**Problem description:**
Identify every line in the records below that contains the word "JSON", and copy each of those lines.

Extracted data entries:
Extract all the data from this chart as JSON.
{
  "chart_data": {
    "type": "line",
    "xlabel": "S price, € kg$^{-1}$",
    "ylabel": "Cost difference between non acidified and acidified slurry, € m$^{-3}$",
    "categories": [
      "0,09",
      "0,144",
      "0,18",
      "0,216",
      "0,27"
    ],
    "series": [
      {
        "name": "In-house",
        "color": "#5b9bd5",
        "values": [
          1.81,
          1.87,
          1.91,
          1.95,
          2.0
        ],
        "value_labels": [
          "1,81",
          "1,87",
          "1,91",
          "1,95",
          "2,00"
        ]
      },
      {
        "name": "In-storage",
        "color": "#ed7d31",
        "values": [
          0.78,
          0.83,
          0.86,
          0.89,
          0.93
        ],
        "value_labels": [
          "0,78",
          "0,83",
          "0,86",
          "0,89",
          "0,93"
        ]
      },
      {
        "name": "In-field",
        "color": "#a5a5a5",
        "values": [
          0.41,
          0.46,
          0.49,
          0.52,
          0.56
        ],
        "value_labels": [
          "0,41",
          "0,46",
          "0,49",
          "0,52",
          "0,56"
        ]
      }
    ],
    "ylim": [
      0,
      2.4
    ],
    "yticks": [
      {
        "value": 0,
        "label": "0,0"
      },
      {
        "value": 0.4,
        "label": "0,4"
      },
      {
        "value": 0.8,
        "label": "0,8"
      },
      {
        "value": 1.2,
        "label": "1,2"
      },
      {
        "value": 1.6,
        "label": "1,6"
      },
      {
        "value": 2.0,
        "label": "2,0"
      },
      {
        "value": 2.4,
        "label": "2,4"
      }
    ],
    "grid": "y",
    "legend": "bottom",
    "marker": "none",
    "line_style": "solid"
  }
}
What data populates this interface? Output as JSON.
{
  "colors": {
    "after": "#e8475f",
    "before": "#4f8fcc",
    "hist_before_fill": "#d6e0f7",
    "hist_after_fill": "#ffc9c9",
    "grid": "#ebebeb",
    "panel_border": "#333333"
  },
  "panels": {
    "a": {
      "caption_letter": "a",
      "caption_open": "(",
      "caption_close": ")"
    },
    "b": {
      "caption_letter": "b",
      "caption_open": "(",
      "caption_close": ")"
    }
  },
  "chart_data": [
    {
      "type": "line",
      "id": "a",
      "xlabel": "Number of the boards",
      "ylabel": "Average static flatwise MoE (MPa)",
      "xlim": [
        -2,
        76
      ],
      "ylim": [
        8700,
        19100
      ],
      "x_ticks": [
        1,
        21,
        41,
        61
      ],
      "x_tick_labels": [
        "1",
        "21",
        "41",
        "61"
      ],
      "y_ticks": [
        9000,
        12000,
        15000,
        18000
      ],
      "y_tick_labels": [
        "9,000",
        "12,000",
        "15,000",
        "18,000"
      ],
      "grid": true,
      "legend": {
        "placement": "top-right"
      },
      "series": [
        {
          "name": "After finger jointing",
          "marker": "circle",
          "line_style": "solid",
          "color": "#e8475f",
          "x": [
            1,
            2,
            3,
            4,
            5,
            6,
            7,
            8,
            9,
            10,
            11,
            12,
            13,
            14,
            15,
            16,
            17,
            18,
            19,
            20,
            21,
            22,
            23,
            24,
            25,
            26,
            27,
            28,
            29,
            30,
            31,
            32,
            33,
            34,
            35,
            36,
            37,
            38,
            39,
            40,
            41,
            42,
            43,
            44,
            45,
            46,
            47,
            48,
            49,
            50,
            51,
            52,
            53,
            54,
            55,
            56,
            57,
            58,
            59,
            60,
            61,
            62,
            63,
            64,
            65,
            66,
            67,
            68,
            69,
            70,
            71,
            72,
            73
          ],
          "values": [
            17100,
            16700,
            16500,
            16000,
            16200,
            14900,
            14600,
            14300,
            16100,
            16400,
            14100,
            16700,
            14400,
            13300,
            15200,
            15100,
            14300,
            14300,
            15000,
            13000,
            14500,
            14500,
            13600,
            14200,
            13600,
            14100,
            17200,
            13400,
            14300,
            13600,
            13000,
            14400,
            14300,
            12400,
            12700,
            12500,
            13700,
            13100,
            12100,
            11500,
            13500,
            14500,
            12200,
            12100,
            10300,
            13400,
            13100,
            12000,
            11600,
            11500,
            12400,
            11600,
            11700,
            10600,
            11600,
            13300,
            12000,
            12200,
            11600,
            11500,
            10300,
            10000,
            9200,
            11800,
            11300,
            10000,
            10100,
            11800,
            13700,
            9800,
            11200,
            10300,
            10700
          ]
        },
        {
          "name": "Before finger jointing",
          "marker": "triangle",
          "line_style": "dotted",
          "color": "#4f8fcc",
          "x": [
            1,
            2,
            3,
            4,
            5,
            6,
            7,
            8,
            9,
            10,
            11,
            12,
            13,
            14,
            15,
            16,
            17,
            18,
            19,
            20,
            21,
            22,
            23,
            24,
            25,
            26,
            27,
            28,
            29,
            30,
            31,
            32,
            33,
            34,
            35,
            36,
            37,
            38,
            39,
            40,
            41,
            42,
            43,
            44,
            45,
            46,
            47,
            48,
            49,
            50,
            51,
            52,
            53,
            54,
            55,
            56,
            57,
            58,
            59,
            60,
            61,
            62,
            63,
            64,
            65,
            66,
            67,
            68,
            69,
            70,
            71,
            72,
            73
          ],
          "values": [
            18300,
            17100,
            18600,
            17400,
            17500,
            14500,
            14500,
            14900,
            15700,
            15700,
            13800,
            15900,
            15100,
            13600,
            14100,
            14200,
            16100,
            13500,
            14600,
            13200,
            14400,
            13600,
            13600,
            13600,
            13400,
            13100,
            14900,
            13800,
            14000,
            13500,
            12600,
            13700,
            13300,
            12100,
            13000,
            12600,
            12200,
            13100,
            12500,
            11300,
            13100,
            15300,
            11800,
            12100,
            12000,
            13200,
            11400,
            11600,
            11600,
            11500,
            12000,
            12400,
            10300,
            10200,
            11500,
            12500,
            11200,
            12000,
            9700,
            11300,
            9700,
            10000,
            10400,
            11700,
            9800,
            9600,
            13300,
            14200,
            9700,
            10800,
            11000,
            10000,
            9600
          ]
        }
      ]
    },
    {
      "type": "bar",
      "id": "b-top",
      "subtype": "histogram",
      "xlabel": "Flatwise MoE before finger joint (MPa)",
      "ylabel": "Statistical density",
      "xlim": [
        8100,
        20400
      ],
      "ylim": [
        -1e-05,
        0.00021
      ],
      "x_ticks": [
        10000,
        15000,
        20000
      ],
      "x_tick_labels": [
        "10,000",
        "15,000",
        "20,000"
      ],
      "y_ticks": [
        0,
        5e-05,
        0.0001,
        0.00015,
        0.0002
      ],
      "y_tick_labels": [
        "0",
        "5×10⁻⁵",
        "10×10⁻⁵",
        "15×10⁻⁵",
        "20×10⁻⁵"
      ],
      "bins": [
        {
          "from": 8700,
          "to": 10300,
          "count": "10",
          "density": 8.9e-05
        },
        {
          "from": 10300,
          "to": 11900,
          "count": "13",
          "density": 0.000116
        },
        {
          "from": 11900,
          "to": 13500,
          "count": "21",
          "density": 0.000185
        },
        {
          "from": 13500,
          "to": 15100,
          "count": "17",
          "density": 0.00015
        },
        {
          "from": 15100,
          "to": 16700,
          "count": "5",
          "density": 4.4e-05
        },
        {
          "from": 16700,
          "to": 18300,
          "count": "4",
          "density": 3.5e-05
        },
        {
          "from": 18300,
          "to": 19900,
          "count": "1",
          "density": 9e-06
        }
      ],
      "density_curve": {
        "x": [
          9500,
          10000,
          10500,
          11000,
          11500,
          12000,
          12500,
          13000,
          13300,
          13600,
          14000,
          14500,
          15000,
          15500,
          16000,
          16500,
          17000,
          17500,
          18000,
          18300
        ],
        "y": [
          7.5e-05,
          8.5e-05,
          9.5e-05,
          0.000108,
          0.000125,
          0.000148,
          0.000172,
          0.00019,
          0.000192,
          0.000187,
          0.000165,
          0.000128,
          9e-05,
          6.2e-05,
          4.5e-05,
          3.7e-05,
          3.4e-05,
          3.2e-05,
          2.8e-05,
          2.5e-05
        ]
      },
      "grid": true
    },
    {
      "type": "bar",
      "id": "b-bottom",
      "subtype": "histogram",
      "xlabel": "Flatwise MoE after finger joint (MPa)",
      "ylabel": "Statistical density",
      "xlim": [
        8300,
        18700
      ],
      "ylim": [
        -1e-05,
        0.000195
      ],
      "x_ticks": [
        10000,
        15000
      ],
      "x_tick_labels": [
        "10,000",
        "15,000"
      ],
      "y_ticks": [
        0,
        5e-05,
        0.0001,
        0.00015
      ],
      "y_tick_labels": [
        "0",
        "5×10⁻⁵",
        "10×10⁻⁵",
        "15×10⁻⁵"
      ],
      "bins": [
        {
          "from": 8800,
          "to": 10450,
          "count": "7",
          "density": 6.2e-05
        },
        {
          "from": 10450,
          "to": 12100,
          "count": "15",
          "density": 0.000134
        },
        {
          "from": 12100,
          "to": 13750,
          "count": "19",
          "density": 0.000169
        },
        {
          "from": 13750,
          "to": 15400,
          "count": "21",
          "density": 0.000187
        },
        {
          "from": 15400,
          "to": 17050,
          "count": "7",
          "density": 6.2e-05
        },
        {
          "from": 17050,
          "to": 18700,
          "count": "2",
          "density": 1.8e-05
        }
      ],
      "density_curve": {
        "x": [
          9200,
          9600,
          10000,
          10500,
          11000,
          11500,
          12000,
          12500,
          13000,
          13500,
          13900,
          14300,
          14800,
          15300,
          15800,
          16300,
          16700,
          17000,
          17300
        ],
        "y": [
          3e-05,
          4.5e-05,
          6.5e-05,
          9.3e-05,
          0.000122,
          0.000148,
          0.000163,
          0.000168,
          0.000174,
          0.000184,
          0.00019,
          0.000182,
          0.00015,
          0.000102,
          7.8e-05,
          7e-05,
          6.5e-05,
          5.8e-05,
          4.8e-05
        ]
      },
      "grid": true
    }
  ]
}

**Result of this task:**
Extract all the data from this chart as JSON.
What data populates this interface? Output as JSON.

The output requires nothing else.